[BEGIN Data for processing]

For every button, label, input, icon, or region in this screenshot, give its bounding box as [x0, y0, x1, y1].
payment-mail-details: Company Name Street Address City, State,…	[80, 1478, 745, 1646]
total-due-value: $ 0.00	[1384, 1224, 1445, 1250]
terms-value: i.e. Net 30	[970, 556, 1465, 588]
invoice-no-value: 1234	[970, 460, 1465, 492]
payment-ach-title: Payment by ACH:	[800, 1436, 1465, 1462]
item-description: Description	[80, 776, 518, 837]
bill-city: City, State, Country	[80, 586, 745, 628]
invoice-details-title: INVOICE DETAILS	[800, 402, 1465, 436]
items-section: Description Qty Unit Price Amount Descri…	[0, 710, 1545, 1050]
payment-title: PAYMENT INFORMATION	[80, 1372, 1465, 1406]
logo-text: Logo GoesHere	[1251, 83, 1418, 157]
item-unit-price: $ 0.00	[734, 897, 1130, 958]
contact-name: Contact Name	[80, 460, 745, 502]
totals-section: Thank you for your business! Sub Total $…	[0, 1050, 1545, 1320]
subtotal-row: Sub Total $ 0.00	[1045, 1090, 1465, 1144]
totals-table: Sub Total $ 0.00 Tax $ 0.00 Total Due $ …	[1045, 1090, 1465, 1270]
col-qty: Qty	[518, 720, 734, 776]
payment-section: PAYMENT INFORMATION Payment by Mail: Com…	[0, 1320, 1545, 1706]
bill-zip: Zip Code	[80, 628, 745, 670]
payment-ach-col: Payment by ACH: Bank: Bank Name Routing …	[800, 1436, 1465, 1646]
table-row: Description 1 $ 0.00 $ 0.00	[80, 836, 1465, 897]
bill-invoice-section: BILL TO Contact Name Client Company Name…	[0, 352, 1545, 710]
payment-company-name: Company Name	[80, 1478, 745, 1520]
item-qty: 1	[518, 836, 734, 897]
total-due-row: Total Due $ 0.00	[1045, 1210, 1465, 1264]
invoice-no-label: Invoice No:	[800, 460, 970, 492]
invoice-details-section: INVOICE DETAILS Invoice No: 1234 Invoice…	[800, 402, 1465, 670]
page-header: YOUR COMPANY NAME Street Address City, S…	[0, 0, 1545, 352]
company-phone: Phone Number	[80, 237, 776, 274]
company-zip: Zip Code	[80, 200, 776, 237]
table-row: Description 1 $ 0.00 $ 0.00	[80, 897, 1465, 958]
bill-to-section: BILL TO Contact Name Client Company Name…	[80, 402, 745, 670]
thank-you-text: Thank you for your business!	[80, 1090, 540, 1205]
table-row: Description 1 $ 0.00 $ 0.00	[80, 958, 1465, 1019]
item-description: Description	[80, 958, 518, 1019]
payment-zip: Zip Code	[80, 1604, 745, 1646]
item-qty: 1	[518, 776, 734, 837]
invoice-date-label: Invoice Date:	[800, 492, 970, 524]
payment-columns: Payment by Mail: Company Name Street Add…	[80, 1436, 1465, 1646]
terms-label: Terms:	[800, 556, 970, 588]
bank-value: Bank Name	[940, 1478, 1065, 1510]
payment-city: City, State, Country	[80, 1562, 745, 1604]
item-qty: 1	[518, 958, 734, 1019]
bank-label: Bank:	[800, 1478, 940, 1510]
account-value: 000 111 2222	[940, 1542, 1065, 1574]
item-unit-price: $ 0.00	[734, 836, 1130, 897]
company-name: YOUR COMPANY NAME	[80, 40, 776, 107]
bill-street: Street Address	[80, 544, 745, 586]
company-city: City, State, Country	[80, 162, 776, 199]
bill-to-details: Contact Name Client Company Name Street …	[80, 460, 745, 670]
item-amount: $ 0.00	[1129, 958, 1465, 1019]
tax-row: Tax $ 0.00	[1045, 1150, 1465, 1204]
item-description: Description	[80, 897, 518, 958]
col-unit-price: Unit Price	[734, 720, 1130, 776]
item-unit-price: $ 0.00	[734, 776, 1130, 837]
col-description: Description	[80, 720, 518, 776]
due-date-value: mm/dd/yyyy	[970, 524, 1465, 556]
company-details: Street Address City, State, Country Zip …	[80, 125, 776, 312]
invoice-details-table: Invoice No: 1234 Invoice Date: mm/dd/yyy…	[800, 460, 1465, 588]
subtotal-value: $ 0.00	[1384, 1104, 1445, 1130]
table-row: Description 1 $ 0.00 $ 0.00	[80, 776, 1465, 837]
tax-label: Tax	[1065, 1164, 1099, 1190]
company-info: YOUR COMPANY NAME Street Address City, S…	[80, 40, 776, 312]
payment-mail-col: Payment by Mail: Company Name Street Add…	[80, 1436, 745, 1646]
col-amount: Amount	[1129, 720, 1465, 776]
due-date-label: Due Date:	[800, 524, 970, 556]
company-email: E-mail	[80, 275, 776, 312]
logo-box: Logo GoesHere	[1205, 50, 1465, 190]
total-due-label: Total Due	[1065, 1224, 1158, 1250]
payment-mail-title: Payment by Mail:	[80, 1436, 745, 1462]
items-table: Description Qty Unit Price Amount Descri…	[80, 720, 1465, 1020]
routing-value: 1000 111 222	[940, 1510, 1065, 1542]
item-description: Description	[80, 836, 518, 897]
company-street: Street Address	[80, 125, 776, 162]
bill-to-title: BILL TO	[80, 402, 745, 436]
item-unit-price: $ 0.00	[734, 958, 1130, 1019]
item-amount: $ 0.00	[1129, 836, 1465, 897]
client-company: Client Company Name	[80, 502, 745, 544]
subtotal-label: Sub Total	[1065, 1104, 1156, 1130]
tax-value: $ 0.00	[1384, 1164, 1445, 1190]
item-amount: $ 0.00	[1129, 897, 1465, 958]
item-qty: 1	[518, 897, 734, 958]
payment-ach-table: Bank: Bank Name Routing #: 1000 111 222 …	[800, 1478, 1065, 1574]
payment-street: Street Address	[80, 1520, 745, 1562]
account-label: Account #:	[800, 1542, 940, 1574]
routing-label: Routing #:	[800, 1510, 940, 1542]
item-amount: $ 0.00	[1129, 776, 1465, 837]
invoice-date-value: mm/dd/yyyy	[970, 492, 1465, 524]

[END Data for processing]

Copy the records word for word, starting at their first line and ending at the line that contains "totals-table: Sub Total". Include both of those lines.

For every button, label, input, icon, or region in this screenshot, give its bounding box as [x0, y0, x1, y1].
payment-mail-details: Company Name Street Address City, State,…	[80, 1478, 745, 1646]
total-due-value: $ 0.00	[1384, 1224, 1445, 1250]
terms-value: i.e. Net 30	[970, 556, 1465, 588]
invoice-no-value: 1234	[970, 460, 1465, 492]
payment-ach-title: Payment by ACH:	[800, 1436, 1465, 1462]
item-description: Description	[80, 776, 518, 837]
bill-city: City, State, Country	[80, 586, 745, 628]
invoice-details-title: INVOICE DETAILS	[800, 402, 1465, 436]
items-section: Description Qty Unit Price Amount Descri…	[0, 710, 1545, 1050]
payment-title: PAYMENT INFORMATION	[80, 1372, 1465, 1406]
logo-text: Logo GoesHere	[1251, 83, 1418, 157]
item-unit-price: $ 0.00	[734, 897, 1130, 958]
contact-name: Contact Name	[80, 460, 745, 502]
totals-section: Thank you for your business! Sub Total $…	[0, 1050, 1545, 1320]
subtotal-row: Sub Total $ 0.00	[1045, 1090, 1465, 1144]
totals-table: Sub Total $ 0.00 Tax $ 0.00 Total Due $ …	[1045, 1090, 1465, 1270]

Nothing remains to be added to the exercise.